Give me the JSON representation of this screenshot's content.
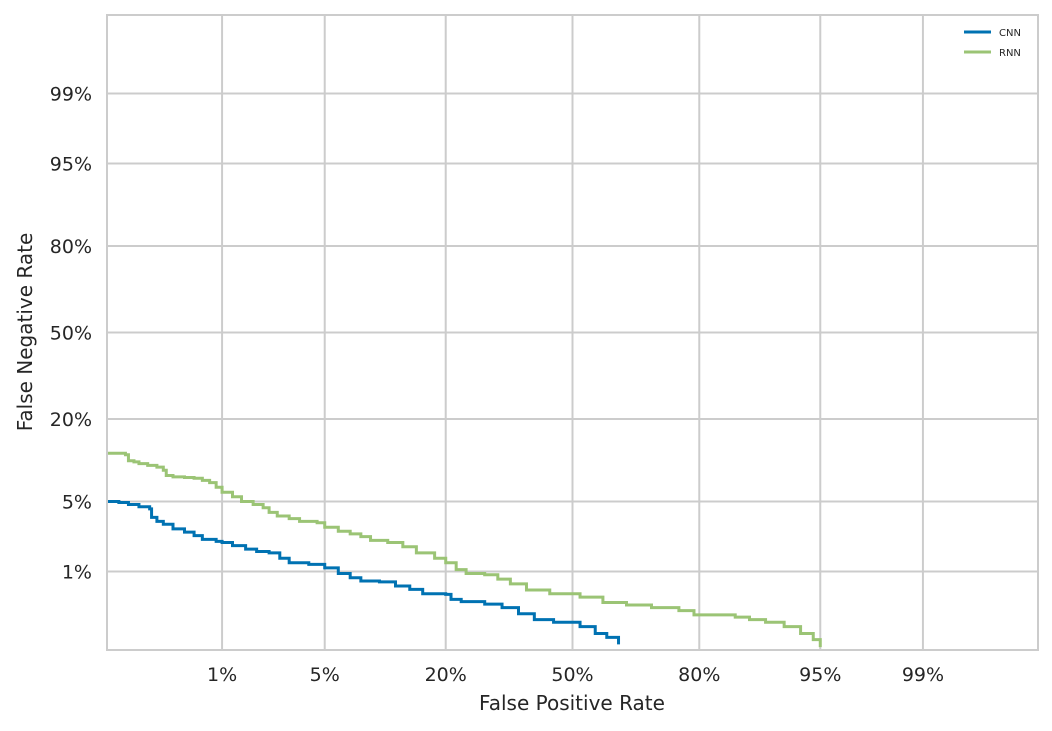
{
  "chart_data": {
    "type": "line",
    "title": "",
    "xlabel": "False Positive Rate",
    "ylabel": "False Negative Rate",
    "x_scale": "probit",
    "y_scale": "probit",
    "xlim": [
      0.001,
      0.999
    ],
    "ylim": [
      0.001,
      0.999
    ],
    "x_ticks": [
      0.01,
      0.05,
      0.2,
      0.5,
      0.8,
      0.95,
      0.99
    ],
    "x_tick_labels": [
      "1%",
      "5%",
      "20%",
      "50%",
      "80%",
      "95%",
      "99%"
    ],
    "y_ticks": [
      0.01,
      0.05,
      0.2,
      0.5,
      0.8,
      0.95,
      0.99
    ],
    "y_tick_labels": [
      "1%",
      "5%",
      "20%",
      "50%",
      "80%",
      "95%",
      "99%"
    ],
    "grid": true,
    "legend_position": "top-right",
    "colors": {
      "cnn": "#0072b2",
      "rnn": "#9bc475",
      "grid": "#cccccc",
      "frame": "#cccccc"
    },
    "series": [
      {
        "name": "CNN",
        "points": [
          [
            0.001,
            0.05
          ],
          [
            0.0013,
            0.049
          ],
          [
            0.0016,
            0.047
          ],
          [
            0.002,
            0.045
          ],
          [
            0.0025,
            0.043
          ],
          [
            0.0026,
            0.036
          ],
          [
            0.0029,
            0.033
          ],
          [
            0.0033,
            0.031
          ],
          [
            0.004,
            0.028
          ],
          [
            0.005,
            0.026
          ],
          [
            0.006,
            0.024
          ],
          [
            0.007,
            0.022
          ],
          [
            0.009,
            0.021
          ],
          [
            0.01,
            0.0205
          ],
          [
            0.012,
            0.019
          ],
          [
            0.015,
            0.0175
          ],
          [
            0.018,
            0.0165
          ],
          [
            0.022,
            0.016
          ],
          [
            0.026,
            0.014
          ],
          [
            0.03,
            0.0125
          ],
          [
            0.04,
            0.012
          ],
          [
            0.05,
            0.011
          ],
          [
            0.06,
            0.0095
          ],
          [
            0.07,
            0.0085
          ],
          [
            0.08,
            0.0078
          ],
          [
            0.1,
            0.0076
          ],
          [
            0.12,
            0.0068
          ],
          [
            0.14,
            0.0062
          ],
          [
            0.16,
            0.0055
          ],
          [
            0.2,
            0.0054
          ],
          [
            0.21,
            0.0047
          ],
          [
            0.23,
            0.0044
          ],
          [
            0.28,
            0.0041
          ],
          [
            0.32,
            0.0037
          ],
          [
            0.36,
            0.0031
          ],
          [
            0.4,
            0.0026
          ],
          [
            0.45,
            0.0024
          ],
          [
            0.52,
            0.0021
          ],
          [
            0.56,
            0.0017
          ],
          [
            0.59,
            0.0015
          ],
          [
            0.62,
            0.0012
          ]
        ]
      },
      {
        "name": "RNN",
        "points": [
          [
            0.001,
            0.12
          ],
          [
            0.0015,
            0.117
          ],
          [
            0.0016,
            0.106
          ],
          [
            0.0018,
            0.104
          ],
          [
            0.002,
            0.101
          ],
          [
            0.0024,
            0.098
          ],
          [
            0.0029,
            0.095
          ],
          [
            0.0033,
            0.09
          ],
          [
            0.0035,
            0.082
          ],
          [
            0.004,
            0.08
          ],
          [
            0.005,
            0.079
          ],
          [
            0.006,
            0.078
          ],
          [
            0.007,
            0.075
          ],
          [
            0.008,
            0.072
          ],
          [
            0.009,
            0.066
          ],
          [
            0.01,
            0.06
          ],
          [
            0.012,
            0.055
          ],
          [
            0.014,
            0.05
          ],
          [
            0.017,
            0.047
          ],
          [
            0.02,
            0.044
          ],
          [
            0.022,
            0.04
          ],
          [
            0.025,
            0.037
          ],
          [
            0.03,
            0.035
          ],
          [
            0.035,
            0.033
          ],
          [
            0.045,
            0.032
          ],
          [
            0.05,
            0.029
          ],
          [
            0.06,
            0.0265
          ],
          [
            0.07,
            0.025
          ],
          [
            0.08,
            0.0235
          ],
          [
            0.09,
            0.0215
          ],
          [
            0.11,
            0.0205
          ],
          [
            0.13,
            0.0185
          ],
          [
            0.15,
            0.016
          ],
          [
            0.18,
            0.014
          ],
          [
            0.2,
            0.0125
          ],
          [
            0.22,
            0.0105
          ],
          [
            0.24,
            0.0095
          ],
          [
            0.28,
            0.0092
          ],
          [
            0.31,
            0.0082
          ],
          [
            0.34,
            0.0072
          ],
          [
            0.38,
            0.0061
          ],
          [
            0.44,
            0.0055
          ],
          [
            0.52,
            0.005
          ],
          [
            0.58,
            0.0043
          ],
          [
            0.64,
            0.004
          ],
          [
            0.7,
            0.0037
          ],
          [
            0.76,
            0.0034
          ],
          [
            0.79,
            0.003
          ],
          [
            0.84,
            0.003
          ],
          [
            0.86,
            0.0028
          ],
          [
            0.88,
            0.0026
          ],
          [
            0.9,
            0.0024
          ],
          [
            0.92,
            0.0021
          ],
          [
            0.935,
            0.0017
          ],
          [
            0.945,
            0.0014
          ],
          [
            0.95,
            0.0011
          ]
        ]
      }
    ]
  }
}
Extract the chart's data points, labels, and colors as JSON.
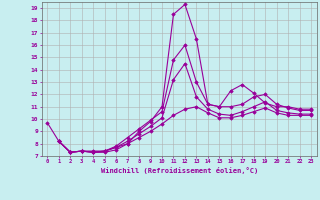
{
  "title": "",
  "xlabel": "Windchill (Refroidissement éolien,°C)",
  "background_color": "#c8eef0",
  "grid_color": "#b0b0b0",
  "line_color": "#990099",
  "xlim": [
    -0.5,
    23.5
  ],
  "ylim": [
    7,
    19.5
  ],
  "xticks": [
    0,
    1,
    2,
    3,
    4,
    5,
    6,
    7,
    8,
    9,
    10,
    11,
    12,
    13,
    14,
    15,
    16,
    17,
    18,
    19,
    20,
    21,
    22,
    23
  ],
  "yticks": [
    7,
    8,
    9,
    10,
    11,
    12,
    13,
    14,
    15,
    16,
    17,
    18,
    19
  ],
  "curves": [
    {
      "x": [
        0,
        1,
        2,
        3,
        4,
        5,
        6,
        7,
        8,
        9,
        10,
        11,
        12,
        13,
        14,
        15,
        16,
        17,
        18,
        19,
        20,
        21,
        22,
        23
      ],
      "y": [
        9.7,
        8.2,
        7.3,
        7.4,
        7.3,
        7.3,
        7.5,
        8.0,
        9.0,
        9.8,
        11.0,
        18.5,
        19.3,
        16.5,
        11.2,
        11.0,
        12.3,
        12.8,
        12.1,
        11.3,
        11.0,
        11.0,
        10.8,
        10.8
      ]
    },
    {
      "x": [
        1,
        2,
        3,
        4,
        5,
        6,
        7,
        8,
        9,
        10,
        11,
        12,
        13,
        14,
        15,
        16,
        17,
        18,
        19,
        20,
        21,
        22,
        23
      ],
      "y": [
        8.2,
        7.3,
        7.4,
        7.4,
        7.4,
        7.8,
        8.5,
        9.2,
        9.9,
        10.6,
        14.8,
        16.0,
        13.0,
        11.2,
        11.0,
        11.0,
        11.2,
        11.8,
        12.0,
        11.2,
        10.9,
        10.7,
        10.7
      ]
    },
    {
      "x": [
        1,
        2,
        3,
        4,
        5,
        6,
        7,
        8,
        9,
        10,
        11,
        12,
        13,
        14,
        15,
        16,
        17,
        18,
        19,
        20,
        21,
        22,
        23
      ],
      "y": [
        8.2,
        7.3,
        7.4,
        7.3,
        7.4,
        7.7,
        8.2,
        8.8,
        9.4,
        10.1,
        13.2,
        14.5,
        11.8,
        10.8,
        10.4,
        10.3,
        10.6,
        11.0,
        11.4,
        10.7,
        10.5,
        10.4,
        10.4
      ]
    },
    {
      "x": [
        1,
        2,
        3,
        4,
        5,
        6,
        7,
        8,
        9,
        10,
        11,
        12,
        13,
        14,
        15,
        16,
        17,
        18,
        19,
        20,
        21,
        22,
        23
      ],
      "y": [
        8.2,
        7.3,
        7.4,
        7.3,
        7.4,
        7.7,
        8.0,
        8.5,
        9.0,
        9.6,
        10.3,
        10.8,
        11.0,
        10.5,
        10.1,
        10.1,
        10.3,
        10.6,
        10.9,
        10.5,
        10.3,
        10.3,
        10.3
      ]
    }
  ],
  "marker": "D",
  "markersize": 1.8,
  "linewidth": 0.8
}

Exercise instructions =>
Report only the number of lines in the listing that contain the word "False".

Output for this task =>
2